To do: Return the material exactly as supplied, apart from the pictures, which are omitted.

[Collected data]
:::

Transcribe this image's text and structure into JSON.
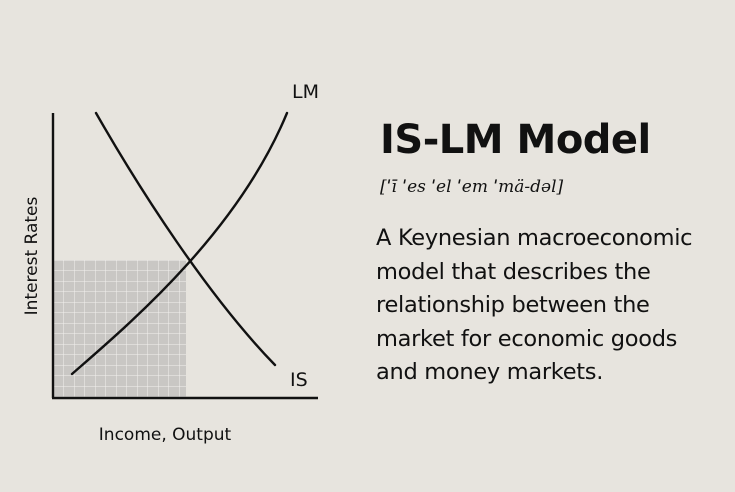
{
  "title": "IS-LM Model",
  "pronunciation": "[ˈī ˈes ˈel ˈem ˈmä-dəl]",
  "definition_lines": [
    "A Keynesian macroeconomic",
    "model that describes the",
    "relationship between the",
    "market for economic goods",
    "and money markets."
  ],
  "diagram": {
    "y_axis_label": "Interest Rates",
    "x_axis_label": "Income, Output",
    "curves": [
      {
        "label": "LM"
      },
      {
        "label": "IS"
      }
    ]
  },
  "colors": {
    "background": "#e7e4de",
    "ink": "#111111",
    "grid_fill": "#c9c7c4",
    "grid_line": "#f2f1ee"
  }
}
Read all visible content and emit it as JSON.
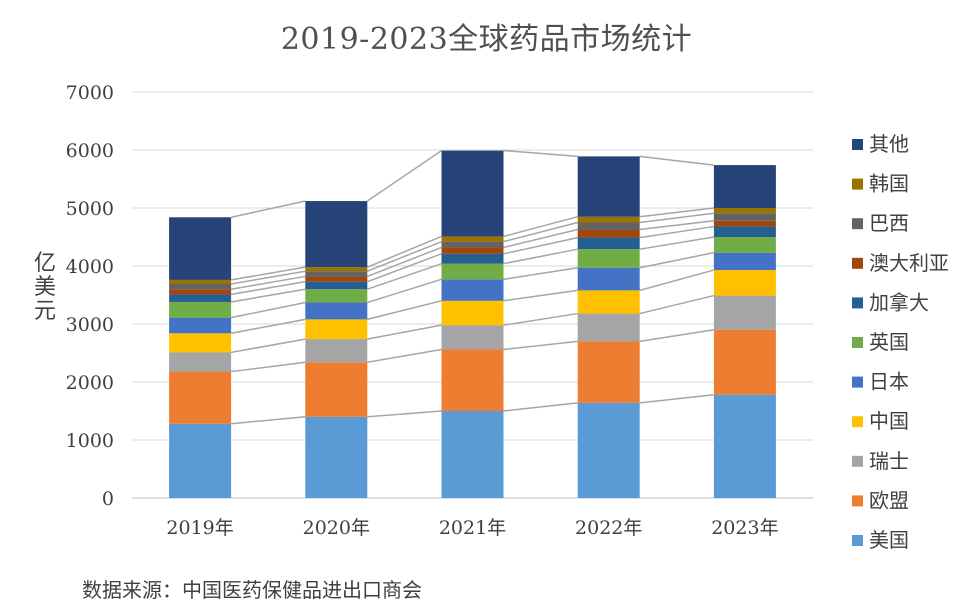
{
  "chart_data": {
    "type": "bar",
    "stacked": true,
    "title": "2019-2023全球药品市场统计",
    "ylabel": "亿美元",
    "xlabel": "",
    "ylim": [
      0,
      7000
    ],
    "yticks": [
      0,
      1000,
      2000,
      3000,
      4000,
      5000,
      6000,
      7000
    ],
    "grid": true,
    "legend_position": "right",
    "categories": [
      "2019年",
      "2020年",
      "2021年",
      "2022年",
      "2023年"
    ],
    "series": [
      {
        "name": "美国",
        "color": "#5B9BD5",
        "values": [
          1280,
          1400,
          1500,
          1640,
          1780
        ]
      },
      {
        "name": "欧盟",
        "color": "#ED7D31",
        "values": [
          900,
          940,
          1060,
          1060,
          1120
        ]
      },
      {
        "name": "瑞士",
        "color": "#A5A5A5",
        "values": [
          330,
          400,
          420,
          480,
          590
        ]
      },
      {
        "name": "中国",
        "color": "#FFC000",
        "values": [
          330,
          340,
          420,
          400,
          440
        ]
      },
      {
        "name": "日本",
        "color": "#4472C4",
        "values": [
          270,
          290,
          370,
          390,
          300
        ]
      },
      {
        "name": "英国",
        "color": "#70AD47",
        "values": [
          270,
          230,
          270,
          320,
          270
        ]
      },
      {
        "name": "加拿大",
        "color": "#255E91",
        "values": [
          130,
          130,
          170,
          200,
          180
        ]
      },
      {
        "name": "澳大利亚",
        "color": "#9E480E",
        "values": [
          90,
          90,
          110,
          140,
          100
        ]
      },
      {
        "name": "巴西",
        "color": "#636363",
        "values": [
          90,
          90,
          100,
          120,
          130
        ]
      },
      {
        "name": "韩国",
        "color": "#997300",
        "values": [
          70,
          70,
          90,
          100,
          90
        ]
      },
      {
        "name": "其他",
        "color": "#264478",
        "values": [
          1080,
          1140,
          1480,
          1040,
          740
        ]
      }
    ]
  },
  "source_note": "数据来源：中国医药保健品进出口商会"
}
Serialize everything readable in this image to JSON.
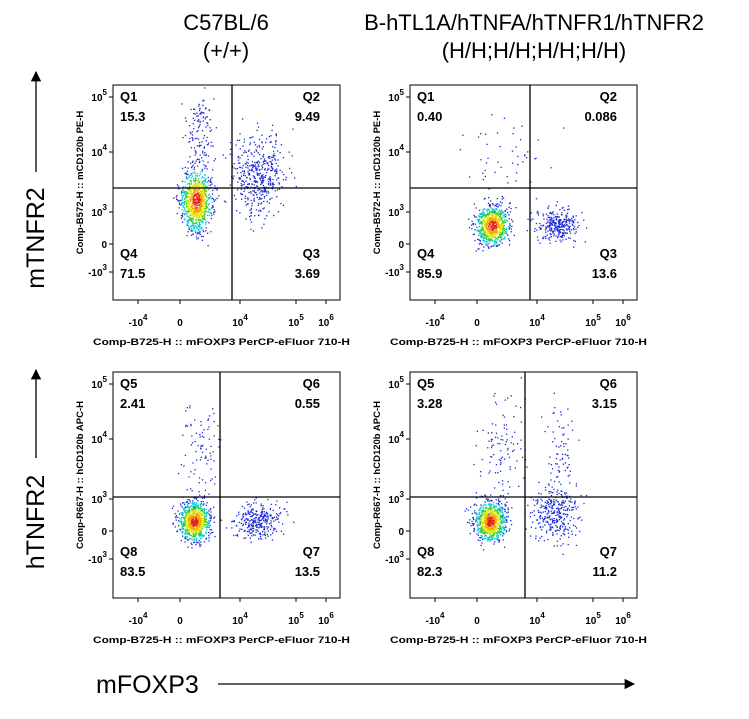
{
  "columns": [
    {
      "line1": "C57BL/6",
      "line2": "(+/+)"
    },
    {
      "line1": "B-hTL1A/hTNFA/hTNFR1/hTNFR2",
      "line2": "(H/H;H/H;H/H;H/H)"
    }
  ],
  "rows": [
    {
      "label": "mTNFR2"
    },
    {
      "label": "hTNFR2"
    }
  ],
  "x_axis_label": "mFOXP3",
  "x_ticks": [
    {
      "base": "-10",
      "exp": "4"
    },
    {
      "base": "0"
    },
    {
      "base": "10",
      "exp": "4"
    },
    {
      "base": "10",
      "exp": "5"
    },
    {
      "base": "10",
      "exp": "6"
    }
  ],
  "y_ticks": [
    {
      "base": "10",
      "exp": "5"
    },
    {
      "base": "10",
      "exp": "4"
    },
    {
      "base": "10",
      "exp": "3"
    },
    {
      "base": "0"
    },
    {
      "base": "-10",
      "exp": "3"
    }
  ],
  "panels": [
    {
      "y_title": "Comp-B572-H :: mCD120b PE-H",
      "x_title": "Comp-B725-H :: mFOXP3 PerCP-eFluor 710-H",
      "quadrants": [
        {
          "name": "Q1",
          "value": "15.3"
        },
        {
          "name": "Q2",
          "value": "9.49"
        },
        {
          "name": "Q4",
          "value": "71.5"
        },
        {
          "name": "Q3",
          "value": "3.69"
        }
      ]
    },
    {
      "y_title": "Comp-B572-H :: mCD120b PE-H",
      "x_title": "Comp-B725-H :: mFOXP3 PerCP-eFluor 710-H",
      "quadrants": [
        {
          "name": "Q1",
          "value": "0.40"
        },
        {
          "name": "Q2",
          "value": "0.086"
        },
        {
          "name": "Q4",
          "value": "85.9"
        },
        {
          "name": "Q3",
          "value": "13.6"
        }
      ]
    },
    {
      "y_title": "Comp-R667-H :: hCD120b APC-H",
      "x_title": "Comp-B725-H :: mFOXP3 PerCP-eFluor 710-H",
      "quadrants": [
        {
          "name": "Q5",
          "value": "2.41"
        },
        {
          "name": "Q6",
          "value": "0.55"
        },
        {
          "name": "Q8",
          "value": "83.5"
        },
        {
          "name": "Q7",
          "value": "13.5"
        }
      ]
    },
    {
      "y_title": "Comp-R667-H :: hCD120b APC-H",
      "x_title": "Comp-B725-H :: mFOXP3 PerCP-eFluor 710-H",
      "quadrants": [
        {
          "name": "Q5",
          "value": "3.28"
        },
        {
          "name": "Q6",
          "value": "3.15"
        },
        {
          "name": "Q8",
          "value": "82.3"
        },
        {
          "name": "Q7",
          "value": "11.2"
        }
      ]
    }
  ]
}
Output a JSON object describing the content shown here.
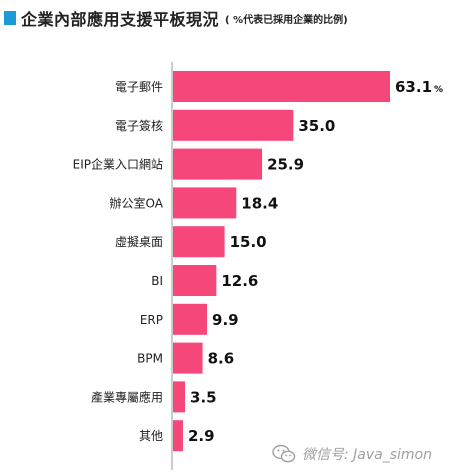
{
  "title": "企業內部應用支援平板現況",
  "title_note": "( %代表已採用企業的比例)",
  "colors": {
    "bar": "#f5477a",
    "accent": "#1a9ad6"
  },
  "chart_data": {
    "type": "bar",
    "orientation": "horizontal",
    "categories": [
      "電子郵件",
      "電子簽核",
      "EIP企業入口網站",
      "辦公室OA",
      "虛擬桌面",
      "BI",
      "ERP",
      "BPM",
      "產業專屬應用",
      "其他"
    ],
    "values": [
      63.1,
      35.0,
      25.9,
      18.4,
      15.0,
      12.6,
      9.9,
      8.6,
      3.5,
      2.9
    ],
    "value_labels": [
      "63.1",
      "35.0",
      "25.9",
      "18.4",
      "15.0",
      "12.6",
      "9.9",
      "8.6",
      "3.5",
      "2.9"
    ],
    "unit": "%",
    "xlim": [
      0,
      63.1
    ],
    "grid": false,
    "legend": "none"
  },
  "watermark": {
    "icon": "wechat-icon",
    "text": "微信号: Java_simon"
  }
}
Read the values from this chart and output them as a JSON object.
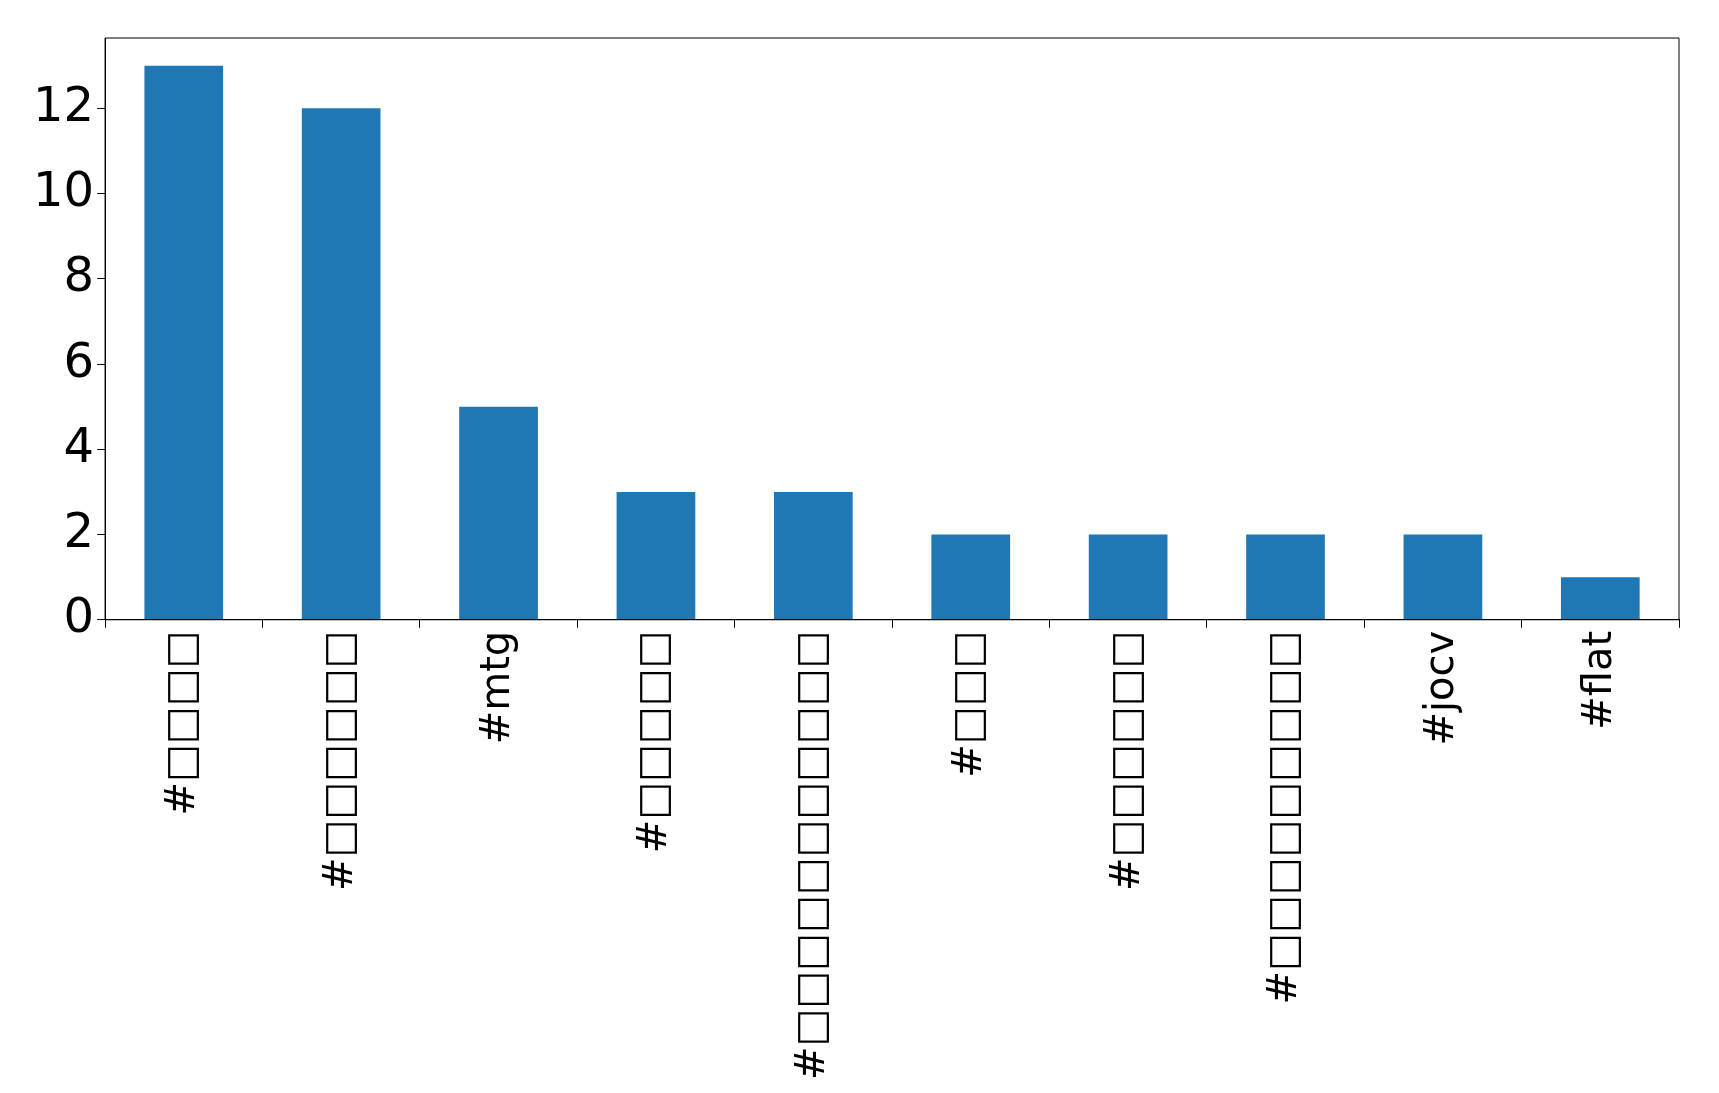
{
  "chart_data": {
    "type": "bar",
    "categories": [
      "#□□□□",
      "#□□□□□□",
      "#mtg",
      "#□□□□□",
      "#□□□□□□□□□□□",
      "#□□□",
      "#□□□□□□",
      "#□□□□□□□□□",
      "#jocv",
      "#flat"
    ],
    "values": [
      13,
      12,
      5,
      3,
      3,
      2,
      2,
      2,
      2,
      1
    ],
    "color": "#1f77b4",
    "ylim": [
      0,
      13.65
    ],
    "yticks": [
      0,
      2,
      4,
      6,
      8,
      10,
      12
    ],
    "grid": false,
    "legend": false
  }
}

:::

Complete output:
Transcribe this image's text and structure into JSON.
{
  "title": "IS-LM Model",
  "pronunciation": "[ˈī ˈes ˈel ˈem ˈmä-dəl]",
  "definition_lines": [
    "A Keynesian macroeconomic",
    "model that describes the",
    "relationship between the",
    "market for economic goods",
    "and money markets."
  ],
  "diagram": {
    "y_axis_label": "Interest Rates",
    "x_axis_label": "Income, Output",
    "curves": [
      {
        "label": "LM"
      },
      {
        "label": "IS"
      }
    ]
  },
  "colors": {
    "background": "#e7e4de",
    "ink": "#111111",
    "grid_fill": "#c9c7c4",
    "grid_line": "#f2f1ee"
  }
}
Read all visible content and emit it as JSON.
{
  "chart_data": {
    "type": "bar",
    "stacked": true,
    "title": "2019-2023全球药品市场统计",
    "ylabel": "亿美元",
    "xlabel": "",
    "ylim": [
      0,
      7000
    ],
    "yticks": [
      0,
      1000,
      2000,
      3000,
      4000,
      5000,
      6000,
      7000
    ],
    "grid": true,
    "legend_position": "right",
    "categories": [
      "2019年",
      "2020年",
      "2021年",
      "2022年",
      "2023年"
    ],
    "series": [
      {
        "name": "美国",
        "color": "#5B9BD5",
        "values": [
          1280,
          1400,
          1500,
          1640,
          1780
        ]
      },
      {
        "name": "欧盟",
        "color": "#ED7D31",
        "values": [
          900,
          940,
          1060,
          1060,
          1120
        ]
      },
      {
        "name": "瑞士",
        "color": "#A5A5A5",
        "values": [
          330,
          400,
          420,
          480,
          590
        ]
      },
      {
        "name": "中国",
        "color": "#FFC000",
        "values": [
          330,
          340,
          420,
          400,
          440
        ]
      },
      {
        "name": "日本",
        "color": "#4472C4",
        "values": [
          270,
          290,
          370,
          390,
          300
        ]
      },
      {
        "name": "英国",
        "color": "#70AD47",
        "values": [
          270,
          230,
          270,
          320,
          270
        ]
      },
      {
        "name": "加拿大",
        "color": "#255E91",
        "values": [
          130,
          130,
          170,
          200,
          180
        ]
      },
      {
        "name": "澳大利亚",
        "color": "#9E480E",
        "values": [
          90,
          90,
          110,
          140,
          100
        ]
      },
      {
        "name": "巴西",
        "color": "#636363",
        "values": [
          90,
          90,
          100,
          120,
          130
        ]
      },
      {
        "name": "韩国",
        "color": "#997300",
        "values": [
          70,
          70,
          90,
          100,
          90
        ]
      },
      {
        "name": "其他",
        "color": "#264478",
        "values": [
          1080,
          1140,
          1480,
          1040,
          740
        ]
      }
    ]
  },
  "source_note": "数据来源：中国医药保健品进出口商会"
}
Serialize everything readable in this image to JSON.
{
  "columns": [
    {
      "line1": "C57BL/6",
      "line2": "(+/+)"
    },
    {
      "line1": "B-hTL1A/hTNFA/hTNFR1/hTNFR2",
      "line2": "(H/H;H/H;H/H;H/H)"
    }
  ],
  "rows": [
    {
      "label": "mTNFR2"
    },
    {
      "label": "hTNFR2"
    }
  ],
  "x_axis_label": "mFOXP3",
  "x_ticks": [
    {
      "base": "-10",
      "exp": "4"
    },
    {
      "base": "0"
    },
    {
      "base": "10",
      "exp": "4"
    },
    {
      "base": "10",
      "exp": "5"
    },
    {
      "base": "10",
      "exp": "6"
    }
  ],
  "y_ticks": [
    {
      "base": "10",
      "exp": "5"
    },
    {
      "base": "10",
      "exp": "4"
    },
    {
      "base": "10",
      "exp": "3"
    },
    {
      "base": "0"
    },
    {
      "base": "-10",
      "exp": "3"
    }
  ],
  "panels": [
    {
      "y_title": "Comp-B572-H :: mCD120b PE-H",
      "x_title": "Comp-B725-H :: mFOXP3 PerCP-eFluor 710-H",
      "quadrants": [
        {
          "name": "Q1",
          "value": "15.3"
        },
        {
          "name": "Q2",
          "value": "9.49"
        },
        {
          "name": "Q4",
          "value": "71.5"
        },
        {
          "name": "Q3",
          "value": "3.69"
        }
      ]
    },
    {
      "y_title": "Comp-B572-H :: mCD120b PE-H",
      "x_title": "Comp-B725-H :: mFOXP3 PerCP-eFluor 710-H",
      "quadrants": [
        {
          "name": "Q1",
          "value": "0.40"
        },
        {
          "name": "Q2",
          "value": "0.086"
        },
        {
          "name": "Q4",
          "value": "85.9"
        },
        {
          "name": "Q3",
          "value": "13.6"
        }
      ]
    },
    {
      "y_title": "Comp-R667-H :: hCD120b APC-H",
      "x_title": "Comp-B725-H :: mFOXP3 PerCP-eFluor 710-H",
      "quadrants": [
        {
          "name": "Q5",
          "value": "2.41"
        },
        {
          "name": "Q6",
          "value": "0.55"
        },
        {
          "name": "Q8",
          "value": "83.5"
        },
        {
          "name": "Q7",
          "value": "13.5"
        }
      ]
    },
    {
      "y_title": "Comp-R667-H :: hCD120b APC-H",
      "x_title": "Comp-B725-H :: mFOXP3 PerCP-eFluor 710-H",
      "quadrants": [
        {
          "name": "Q5",
          "value": "3.28"
        },
        {
          "name": "Q6",
          "value": "3.15"
        },
        {
          "name": "Q8",
          "value": "82.3"
        },
        {
          "name": "Q7",
          "value": "11.2"
        }
      ]
    }
  ]
}
Output a JSON object describing the content shown here.
{
  "title": "企業內部應用支援平板現況",
  "title_note": "( %代表已採用企業的比例)",
  "colors": {
    "bar": "#f5477a",
    "accent": "#1a9ad6"
  },
  "chart_data": {
    "type": "bar",
    "orientation": "horizontal",
    "categories": [
      "電子郵件",
      "電子簽核",
      "EIP企業入口網站",
      "辦公室OA",
      "虛擬桌面",
      "BI",
      "ERP",
      "BPM",
      "產業專屬應用",
      "其他"
    ],
    "values": [
      63.1,
      35.0,
      25.9,
      18.4,
      15.0,
      12.6,
      9.9,
      8.6,
      3.5,
      2.9
    ],
    "value_labels": [
      "63.1",
      "35.0",
      "25.9",
      "18.4",
      "15.0",
      "12.6",
      "9.9",
      "8.6",
      "3.5",
      "2.9"
    ],
    "unit": "%",
    "xlim": [
      0,
      63.1
    ],
    "grid": false,
    "legend": "none"
  },
  "watermark": {
    "icon": "wechat-icon",
    "text": "微信号: Java_simon"
  }
}
Read the values from this chart and output them as a JSON object.
{
  "chart_data": {
    "type": "bar",
    "categories": [
      "#□□□□",
      "#□□□□□□",
      "#mtg",
      "#□□□□□",
      "#□□□□□□□□□□□",
      "#□□□",
      "#□□□□□□",
      "#□□□□□□□□□",
      "#jocv",
      "#flat"
    ],
    "values": [
      13,
      12,
      5,
      3,
      3,
      2,
      2,
      2,
      2,
      1
    ],
    "color": "#1f77b4",
    "ylim": [
      0,
      13.65
    ],
    "yticks": [
      0,
      2,
      4,
      6,
      8,
      10,
      12
    ],
    "grid": false,
    "legend": false
  }
}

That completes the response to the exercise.